◆ **Instructions to follow**
Extract the whole listing as it stands. Do not include the pictures.

** start Data excerpts **

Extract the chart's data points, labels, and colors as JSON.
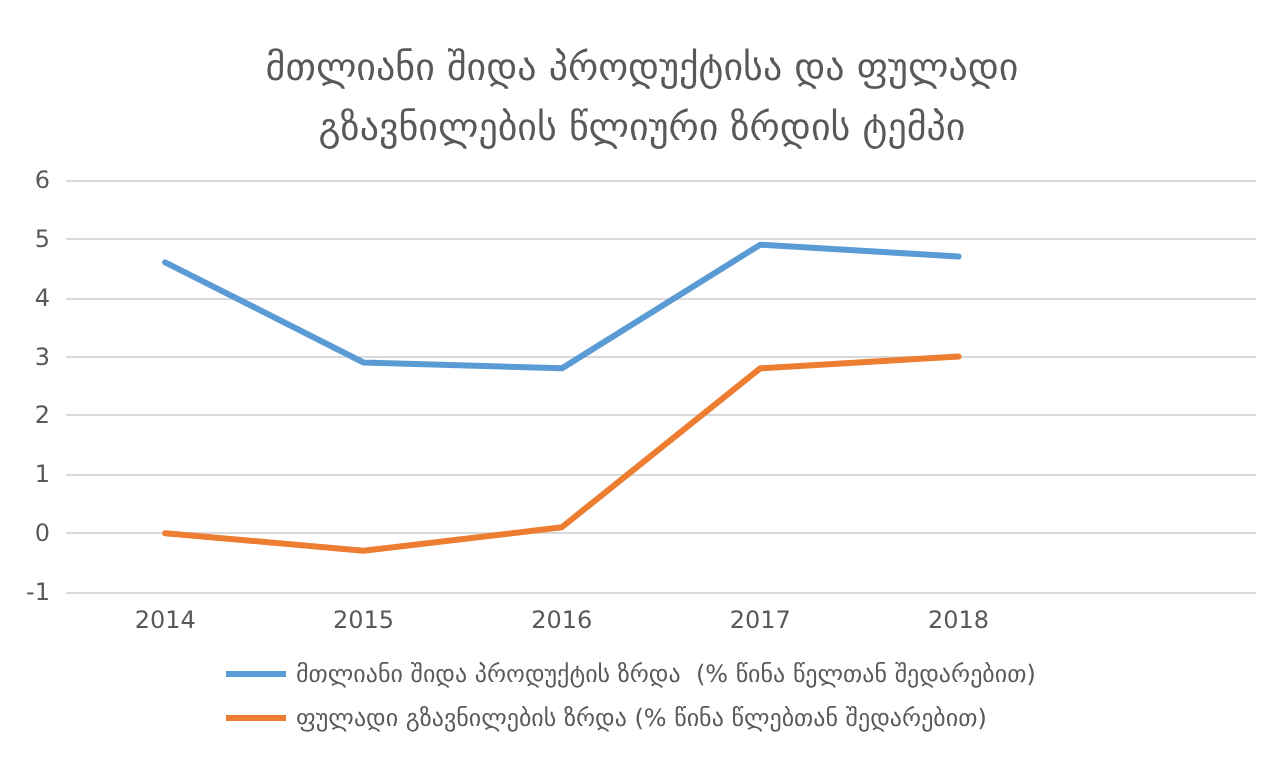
{
  "chart_data": {
    "type": "line",
    "title": "მთლიანი შიდა პროდუქტისა და ფულადი\nგზავნილების წლიური ზრდის ტემპი",
    "categories": [
      "2014",
      "2015",
      "2016",
      "2017",
      "2018",
      null
    ],
    "series": [
      {
        "name": "მთლიანი შიდა პროდუქტის ზრდა  (% წინა წელთან შედარებით)",
        "color": "#5b9bd5",
        "values": [
          4.6,
          2.9,
          2.8,
          4.9,
          4.7,
          null
        ]
      },
      {
        "name": "ფულადი გზავნილების ზრდა (% წინა წლებთან შედარებით)",
        "color": "#ed7d31",
        "values": [
          0,
          -0.3,
          0.1,
          2.8,
          3.0,
          null
        ]
      }
    ],
    "ylim": [
      -1,
      6
    ],
    "yticks": [
      -1,
      0,
      1,
      2,
      3,
      4,
      5,
      6
    ],
    "grid": "y",
    "legend": "bottom",
    "marker": "none",
    "line_style": "solid"
  }
}
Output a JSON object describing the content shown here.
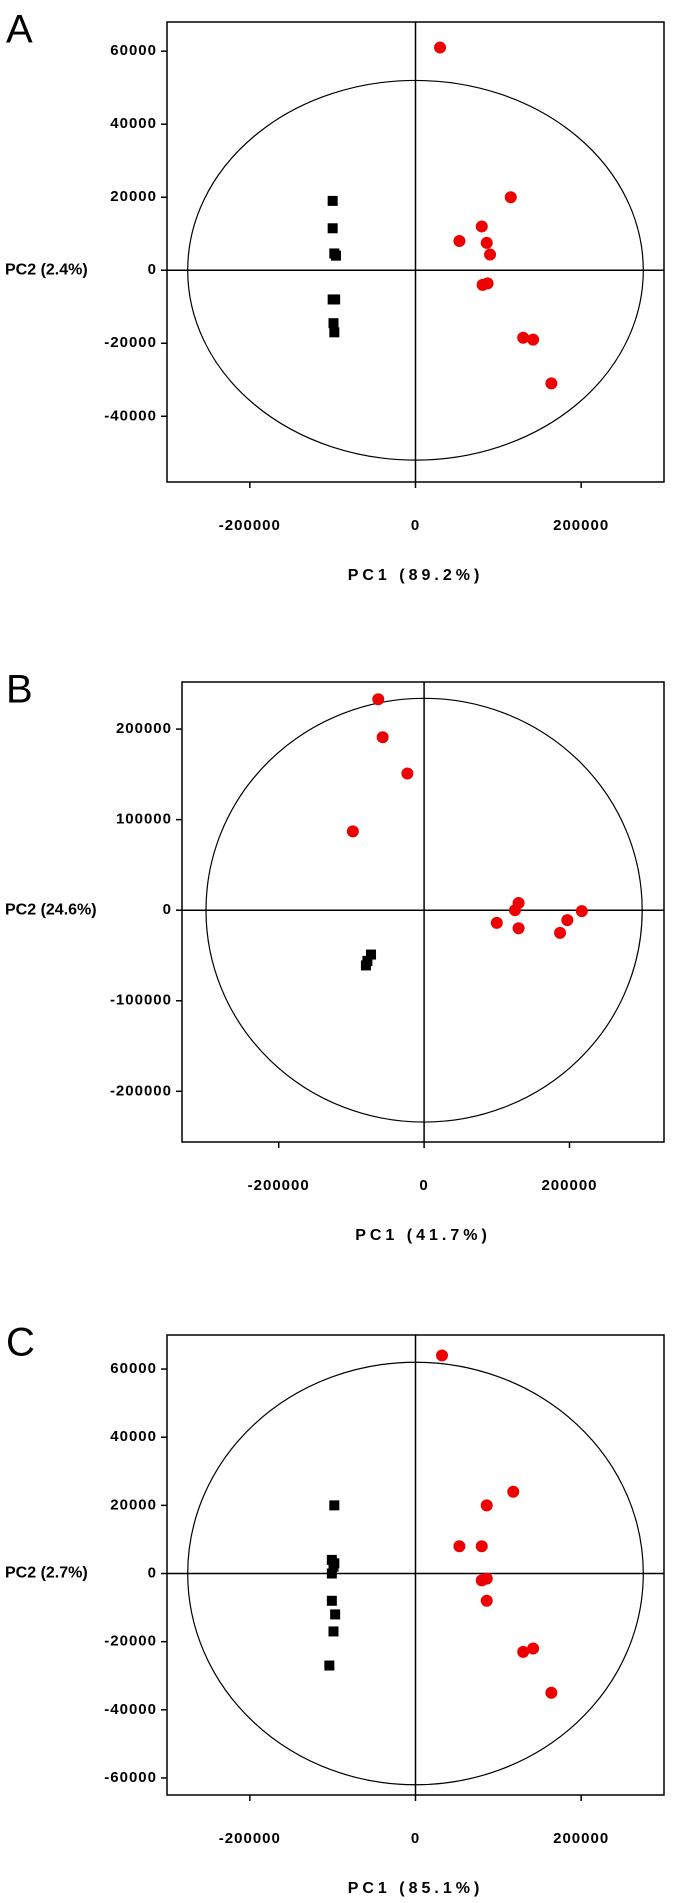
{
  "chart_data": [
    {
      "type": "scatter",
      "label": "A",
      "x_label": "PC1 (89.2%)",
      "y_label": "PC2 (2.4%)",
      "xlim": [
        -300000,
        300000
      ],
      "xticks": [
        -200000,
        0,
        200000
      ],
      "ylim": [
        -58000,
        68000
      ],
      "yticks": [
        -40000,
        -20000,
        0,
        20000,
        40000,
        60000
      ],
      "ellipse_radii": [
        275000,
        52000
      ],
      "series": [
        {
          "color": "#000000",
          "marker": "square",
          "x": [
            -100000,
            -100000,
            -98000,
            -96000,
            -100000,
            -97000,
            -99000,
            -98000
          ],
          "y": [
            19000,
            11500,
            4600,
            4000,
            -8000,
            -8000,
            -14500,
            -17000
          ]
        },
        {
          "color": "#ee0000",
          "marker": "circle",
          "x": [
            29600,
            115000,
            80000,
            53000,
            86000,
            90000,
            81000,
            87000,
            130000,
            142000,
            164000
          ],
          "y": [
            61000,
            20000,
            12000,
            8000,
            7500,
            4300,
            -4000,
            -3600,
            -18500,
            -19000,
            -31000
          ]
        }
      ]
    },
    {
      "type": "scatter",
      "label": "B",
      "x_label": "PC1 (41.7%)",
      "y_label": "PC2 (24.6%)",
      "xlim": [
        -333000,
        330000
      ],
      "xticks": [
        -200000,
        0,
        200000
      ],
      "ylim": [
        -256000,
        252000
      ],
      "yticks": [
        -200000,
        -100000,
        0,
        100000,
        200000
      ],
      "ellipse_radii": [
        300000,
        234000
      ],
      "series": [
        {
          "color": "#000000",
          "marker": "square",
          "x": [
            -73000,
            -78000,
            -80000
          ],
          "y": [
            -49000,
            -56000,
            -61000
          ]
        },
        {
          "color": "#ee0000",
          "marker": "circle",
          "x": [
            -63000,
            -57000,
            -23000,
            -98000,
            130000,
            125000,
            100000,
            130000,
            197000,
            217000,
            187000
          ],
          "y": [
            233000,
            191000,
            151000,
            87000,
            8000,
            0,
            -14000,
            -20000,
            -11000,
            -1000,
            -25000
          ]
        }
      ]
    },
    {
      "type": "scatter",
      "label": "C",
      "x_label": "PC1 (85.1%)",
      "y_label": "PC2 (2.7%)",
      "xlim": [
        -300000,
        300000
      ],
      "xticks": [
        -200000,
        0,
        200000
      ],
      "ylim": [
        -65000,
        70000
      ],
      "yticks": [
        -60000,
        -40000,
        -20000,
        0,
        20000,
        40000,
        60000
      ],
      "ellipse_radii": [
        275000,
        62000
      ],
      "series": [
        {
          "color": "#000000",
          "marker": "square",
          "x": [
            -98000,
            -101000,
            -98000,
            -99000,
            -101000,
            -101000,
            -97000,
            -99000,
            -104000
          ],
          "y": [
            20000,
            4000,
            3000,
            2000,
            0,
            -8000,
            -12000,
            -17000,
            -27000
          ]
        },
        {
          "color": "#ee0000",
          "marker": "circle",
          "x": [
            32000,
            118000,
            86000,
            53000,
            80000,
            80000,
            86000,
            86000,
            130000,
            142000,
            164000
          ],
          "y": [
            64000,
            24000,
            20000,
            8000,
            8000,
            -2000,
            -1500,
            -8000,
            -23000,
            -22000,
            -35000
          ]
        }
      ]
    }
  ]
}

** end Data excerpts **

◆ **Complete output**
Extract the chart's data points, labels, and colors as JSON.
{
  "chart_data": {
    "type": "line",
    "title": "მთლიანი შიდა პროდუქტისა და ფულადი\nგზავნილების წლიური ზრდის ტემპი",
    "categories": [
      "2014",
      "2015",
      "2016",
      "2017",
      "2018",
      null
    ],
    "series": [
      {
        "name": "მთლიანი შიდა პროდუქტის ზრდა  (% წინა წელთან შედარებით)",
        "color": "#5b9bd5",
        "values": [
          4.6,
          2.9,
          2.8,
          4.9,
          4.7,
          null
        ]
      },
      {
        "name": "ფულადი გზავნილების ზრდა (% წინა წლებთან შედარებით)",
        "color": "#ed7d31",
        "values": [
          0,
          -0.3,
          0.1,
          2.8,
          3.0,
          null
        ]
      }
    ],
    "ylim": [
      -1,
      6
    ],
    "yticks": [
      -1,
      0,
      1,
      2,
      3,
      4,
      5,
      6
    ],
    "grid": "y",
    "legend": "bottom",
    "marker": "none",
    "line_style": "solid"
  }
}
Output a JSON object describing the content shown here.
{
  "chart_data": [
    {
      "type": "scatter",
      "label": "A",
      "x_label": "PC1 (89.2%)",
      "y_label": "PC2 (2.4%)",
      "xlim": [
        -300000,
        300000
      ],
      "xticks": [
        -200000,
        0,
        200000
      ],
      "ylim": [
        -58000,
        68000
      ],
      "yticks": [
        -40000,
        -20000,
        0,
        20000,
        40000,
        60000
      ],
      "ellipse_radii": [
        275000,
        52000
      ],
      "series": [
        {
          "color": "#000000",
          "marker": "square",
          "x": [
            -100000,
            -100000,
            -98000,
            -96000,
            -100000,
            -97000,
            -99000,
            -98000
          ],
          "y": [
            19000,
            11500,
            4600,
            4000,
            -8000,
            -8000,
            -14500,
            -17000
          ]
        },
        {
          "color": "#ee0000",
          "marker": "circle",
          "x": [
            29600,
            115000,
            80000,
            53000,
            86000,
            90000,
            81000,
            87000,
            130000,
            142000,
            164000
          ],
          "y": [
            61000,
            20000,
            12000,
            8000,
            7500,
            4300,
            -4000,
            -3600,
            -18500,
            -19000,
            -31000
          ]
        }
      ]
    },
    {
      "type": "scatter",
      "label": "B",
      "x_label": "PC1 (41.7%)",
      "y_label": "PC2 (24.6%)",
      "xlim": [
        -333000,
        330000
      ],
      "xticks": [
        -200000,
        0,
        200000
      ],
      "ylim": [
        -256000,
        252000
      ],
      "yticks": [
        -200000,
        -100000,
        0,
        100000,
        200000
      ],
      "ellipse_radii": [
        300000,
        234000
      ],
      "series": [
        {
          "color": "#000000",
          "marker": "square",
          "x": [
            -73000,
            -78000,
            -80000
          ],
          "y": [
            -49000,
            -56000,
            -61000
          ]
        },
        {
          "color": "#ee0000",
          "marker": "circle",
          "x": [
            -63000,
            -57000,
            -23000,
            -98000,
            130000,
            125000,
            100000,
            130000,
            197000,
            217000,
            187000
          ],
          "y": [
            233000,
            191000,
            151000,
            87000,
            8000,
            0,
            -14000,
            -20000,
            -11000,
            -1000,
            -25000
          ]
        }
      ]
    },
    {
      "type": "scatter",
      "label": "C",
      "x_label": "PC1 (85.1%)",
      "y_label": "PC2 (2.7%)",
      "xlim": [
        -300000,
        300000
      ],
      "xticks": [
        -200000,
        0,
        200000
      ],
      "ylim": [
        -65000,
        70000
      ],
      "yticks": [
        -60000,
        -40000,
        -20000,
        0,
        20000,
        40000,
        60000
      ],
      "ellipse_radii": [
        275000,
        62000
      ],
      "series": [
        {
          "color": "#000000",
          "marker": "square",
          "x": [
            -98000,
            -101000,
            -98000,
            -99000,
            -101000,
            -101000,
            -97000,
            -99000,
            -104000
          ],
          "y": [
            20000,
            4000,
            3000,
            2000,
            0,
            -8000,
            -12000,
            -17000,
            -27000
          ]
        },
        {
          "color": "#ee0000",
          "marker": "circle",
          "x": [
            32000,
            118000,
            86000,
            53000,
            80000,
            80000,
            86000,
            86000,
            130000,
            142000,
            164000
          ],
          "y": [
            64000,
            24000,
            20000,
            8000,
            8000,
            -2000,
            -1500,
            -8000,
            -23000,
            -22000,
            -35000
          ]
        }
      ]
    }
  ]
}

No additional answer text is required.